* begin Extracted data *
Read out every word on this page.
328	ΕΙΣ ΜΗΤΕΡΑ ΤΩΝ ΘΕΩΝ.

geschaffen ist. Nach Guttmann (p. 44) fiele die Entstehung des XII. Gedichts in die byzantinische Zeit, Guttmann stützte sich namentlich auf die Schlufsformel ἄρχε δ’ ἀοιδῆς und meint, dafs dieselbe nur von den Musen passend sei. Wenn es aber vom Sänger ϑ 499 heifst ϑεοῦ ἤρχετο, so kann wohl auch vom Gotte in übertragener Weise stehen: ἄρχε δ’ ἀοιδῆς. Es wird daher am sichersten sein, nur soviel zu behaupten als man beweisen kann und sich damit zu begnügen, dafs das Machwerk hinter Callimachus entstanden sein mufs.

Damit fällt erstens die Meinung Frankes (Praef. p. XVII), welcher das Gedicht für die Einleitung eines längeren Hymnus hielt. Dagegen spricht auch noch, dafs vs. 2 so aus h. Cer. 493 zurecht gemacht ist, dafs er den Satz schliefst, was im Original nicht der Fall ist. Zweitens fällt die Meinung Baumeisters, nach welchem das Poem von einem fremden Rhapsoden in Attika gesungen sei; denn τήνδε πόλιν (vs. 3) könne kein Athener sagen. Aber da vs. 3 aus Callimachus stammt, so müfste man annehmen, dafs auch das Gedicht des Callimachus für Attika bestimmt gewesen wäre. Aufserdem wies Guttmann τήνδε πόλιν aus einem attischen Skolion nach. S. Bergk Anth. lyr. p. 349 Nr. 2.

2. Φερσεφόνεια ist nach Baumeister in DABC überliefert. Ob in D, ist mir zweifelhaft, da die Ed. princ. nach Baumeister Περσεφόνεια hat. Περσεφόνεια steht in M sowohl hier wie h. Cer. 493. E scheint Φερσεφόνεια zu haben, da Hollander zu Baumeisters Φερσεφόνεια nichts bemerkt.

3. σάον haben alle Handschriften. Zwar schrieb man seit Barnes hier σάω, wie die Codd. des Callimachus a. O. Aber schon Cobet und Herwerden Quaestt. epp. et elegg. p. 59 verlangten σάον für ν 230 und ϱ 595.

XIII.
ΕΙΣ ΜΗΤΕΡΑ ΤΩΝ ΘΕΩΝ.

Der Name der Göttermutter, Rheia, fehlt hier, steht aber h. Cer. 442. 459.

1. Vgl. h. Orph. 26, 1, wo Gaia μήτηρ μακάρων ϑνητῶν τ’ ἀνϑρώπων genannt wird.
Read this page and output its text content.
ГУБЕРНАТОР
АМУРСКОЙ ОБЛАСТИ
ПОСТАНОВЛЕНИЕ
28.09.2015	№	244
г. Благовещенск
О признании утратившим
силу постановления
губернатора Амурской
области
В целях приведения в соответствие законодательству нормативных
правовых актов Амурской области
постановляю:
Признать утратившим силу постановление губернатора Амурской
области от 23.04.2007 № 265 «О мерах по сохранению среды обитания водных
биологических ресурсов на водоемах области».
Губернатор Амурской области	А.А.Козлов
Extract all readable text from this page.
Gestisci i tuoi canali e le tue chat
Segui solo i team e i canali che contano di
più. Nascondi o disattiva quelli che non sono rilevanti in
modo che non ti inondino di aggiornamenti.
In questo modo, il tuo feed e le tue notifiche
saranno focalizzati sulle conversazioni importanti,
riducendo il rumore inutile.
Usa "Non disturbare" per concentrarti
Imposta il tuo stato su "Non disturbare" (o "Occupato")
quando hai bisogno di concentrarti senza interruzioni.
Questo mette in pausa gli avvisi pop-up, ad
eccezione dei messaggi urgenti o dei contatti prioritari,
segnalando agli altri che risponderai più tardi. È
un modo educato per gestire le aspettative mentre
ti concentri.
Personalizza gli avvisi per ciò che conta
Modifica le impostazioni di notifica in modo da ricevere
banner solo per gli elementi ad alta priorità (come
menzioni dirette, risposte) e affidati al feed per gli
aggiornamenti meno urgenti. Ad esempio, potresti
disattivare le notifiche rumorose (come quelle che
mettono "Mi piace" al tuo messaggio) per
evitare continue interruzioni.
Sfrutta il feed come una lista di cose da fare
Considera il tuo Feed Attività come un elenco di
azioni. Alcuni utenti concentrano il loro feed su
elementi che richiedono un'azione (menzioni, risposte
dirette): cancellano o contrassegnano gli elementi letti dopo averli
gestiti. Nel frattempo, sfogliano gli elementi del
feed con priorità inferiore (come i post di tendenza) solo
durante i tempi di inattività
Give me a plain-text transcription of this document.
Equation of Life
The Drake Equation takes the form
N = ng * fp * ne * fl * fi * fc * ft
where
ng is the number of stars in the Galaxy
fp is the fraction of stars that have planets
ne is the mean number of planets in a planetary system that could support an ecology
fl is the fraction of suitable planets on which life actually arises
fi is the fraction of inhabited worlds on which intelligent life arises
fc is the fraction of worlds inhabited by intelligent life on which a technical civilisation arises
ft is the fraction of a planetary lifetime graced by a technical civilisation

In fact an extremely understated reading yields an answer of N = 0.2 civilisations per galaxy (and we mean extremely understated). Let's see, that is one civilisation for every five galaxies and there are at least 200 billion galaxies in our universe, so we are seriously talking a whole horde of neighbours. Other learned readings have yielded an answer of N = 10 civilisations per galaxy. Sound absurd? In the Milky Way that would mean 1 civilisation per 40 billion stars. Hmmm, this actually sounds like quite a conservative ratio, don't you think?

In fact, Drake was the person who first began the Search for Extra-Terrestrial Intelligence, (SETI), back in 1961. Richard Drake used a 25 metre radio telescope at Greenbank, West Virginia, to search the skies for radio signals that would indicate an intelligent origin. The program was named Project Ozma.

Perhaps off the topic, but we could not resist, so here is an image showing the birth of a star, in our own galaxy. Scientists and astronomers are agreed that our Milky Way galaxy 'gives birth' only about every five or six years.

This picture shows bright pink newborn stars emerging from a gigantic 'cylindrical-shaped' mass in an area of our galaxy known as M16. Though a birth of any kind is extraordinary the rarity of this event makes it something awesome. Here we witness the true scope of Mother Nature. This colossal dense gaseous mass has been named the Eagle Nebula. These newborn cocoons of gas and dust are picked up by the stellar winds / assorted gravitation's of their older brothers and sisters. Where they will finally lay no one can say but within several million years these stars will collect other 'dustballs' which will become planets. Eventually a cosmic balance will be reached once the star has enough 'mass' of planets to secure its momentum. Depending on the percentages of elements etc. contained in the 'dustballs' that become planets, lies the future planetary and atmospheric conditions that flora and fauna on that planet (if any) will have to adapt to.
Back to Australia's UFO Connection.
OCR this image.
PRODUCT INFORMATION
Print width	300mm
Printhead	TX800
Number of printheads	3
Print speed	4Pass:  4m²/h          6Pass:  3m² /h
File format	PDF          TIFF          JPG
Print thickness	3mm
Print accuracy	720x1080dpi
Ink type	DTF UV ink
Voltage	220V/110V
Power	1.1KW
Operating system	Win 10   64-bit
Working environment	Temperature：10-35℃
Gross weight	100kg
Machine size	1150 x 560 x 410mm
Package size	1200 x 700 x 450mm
* end Extracted data *
• [Written task]:
Repeat exactly the lines above, starting with the line that contains "OCR this image." and ending with the last line, both included, and nothing else.

• [Solution for this exercise]:
OCR this image.
PRODUCT INFORMATION
Print width	300mm
Printhead	TX800
Number of printheads	3
Print speed	4Pass:  4m²/h          6Pass:  3m² /h
File format	PDF          TIFF          JPG
Print thickness	3mm
Print accuracy	720x1080dpi
Ink type	DTF UV ink
Voltage	220V/110V
Power	1.1KW
Operating system	Win 10   64-bit
Working environment	Temperature：10-35℃
Gross weight	100kg
Machine size	1150 x 560 x 410mm
Package size	1200 x 700 x 450mm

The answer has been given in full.